◆ Source passage
○ ○ ○ ○ ○ ○ ○

Daeun Lee, Subhojyoti Mukherjee, Branislav Kveton, Ryan A. Rossi, Viet Dac Lai, Seunghyun Yoon, Trung Bui, Franck Dernoncourt, Mohit Bansal

2025-12-02

StreamGaze: Gaze-Guided Temporal Reasoning and Proactive Understanding in Streaming Videos

Summary

This paper introduces a new way to test how well artificial intelligence models understand videos in real-time, specifically focusing on how they can use eye-tracking data to predict what a user is looking at and what they might do next.

What's the problem?

Current AI models are good at understanding videos piece by piece, but they struggle to understand videos as they *stream* in, like when you're watching a live video or using augmented reality glasses. Also, no one has really tested if these models can use information about where a person is looking (their gaze) to better understand the video and even anticipate what the person will be interested in seeing next. Existing tests don't measure how well AI can interpret and use gaze signals in a streaming video context.

What's the solution?

The researchers created a new benchmark called StreamGaze. This benchmark includes tasks that challenge AI models to use real-time gaze data to follow a user’s attention, understand their intentions, and even predict what they’ll look at in the future, all while processing a video as it streams. They built a system to create questions and answers about videos that are linked to where a person was actually looking, making the test very realistic. They then tested several state-of-the-art AI models on this benchmark.

Why it matters?

This work is important because it highlights that current AI models aren't very good at understanding videos like humans do, especially when considering real-time streaming and eye movements. Improving this ability is crucial for applications like AR glasses, where the device needs to understand what you're looking at to provide relevant information or assistance. The new benchmark and data released will help researchers develop better AI models that can truly understand and interact with the world around us.

○ ○ ○ ○ ○ ○ ○

◆ Problem statement
List every section heading in the StreamGaze summary. This material was taken from a different source than the StreamGaze summary.

Dataset items:
○ ○ ○ ○ ○ ○ ○

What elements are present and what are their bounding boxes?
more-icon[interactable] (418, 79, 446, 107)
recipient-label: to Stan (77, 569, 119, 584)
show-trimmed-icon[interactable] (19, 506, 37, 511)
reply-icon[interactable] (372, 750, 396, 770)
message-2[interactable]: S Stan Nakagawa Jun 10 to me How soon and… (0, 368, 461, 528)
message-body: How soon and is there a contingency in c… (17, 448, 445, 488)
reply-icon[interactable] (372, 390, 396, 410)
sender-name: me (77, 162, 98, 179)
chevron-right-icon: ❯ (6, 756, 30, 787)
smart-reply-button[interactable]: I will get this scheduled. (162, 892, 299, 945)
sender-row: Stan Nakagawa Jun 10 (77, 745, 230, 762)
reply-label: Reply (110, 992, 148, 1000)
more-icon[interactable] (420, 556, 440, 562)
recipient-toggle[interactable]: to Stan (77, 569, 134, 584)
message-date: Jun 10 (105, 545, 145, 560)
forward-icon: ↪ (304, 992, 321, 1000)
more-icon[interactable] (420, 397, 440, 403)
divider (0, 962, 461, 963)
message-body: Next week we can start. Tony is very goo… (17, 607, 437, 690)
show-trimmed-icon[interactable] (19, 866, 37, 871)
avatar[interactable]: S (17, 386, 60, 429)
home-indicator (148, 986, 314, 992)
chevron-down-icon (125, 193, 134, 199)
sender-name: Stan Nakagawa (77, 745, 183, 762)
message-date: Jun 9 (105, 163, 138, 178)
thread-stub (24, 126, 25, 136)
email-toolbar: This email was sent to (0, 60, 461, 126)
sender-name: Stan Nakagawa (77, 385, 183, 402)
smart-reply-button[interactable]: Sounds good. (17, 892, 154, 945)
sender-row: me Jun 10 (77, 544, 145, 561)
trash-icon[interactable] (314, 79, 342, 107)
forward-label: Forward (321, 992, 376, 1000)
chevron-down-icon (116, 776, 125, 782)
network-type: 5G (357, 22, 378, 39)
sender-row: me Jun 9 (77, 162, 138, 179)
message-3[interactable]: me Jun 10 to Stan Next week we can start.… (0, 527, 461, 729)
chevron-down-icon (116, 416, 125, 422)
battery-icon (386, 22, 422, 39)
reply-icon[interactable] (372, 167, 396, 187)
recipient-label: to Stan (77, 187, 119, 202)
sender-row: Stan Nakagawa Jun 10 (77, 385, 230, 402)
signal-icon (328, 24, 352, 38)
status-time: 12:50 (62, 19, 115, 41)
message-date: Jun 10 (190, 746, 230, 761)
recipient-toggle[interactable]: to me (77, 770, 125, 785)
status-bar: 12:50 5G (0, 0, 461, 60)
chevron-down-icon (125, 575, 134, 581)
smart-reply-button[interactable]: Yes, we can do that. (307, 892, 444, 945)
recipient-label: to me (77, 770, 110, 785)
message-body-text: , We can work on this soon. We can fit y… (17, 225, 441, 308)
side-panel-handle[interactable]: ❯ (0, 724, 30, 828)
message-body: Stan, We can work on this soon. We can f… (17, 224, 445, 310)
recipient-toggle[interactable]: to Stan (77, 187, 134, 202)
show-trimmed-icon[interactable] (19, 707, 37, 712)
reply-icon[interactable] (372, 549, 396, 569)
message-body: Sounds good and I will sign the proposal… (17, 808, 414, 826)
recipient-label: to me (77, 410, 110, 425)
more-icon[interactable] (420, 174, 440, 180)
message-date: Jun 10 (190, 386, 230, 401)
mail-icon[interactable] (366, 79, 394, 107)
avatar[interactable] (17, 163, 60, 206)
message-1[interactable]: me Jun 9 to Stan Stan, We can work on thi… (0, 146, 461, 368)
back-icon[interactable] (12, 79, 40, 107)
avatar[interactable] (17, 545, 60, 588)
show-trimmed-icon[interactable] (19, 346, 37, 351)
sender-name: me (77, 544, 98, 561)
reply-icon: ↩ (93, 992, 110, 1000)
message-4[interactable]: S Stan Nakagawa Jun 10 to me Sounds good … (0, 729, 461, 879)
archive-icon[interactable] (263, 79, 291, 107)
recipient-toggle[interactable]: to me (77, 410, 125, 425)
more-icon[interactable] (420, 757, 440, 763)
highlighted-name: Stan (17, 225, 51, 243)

○ ○ ○ ○ ○ ○ ○

◆ Response to the exercise
Summary
What's the problem?
What's the solution?
Why it matters?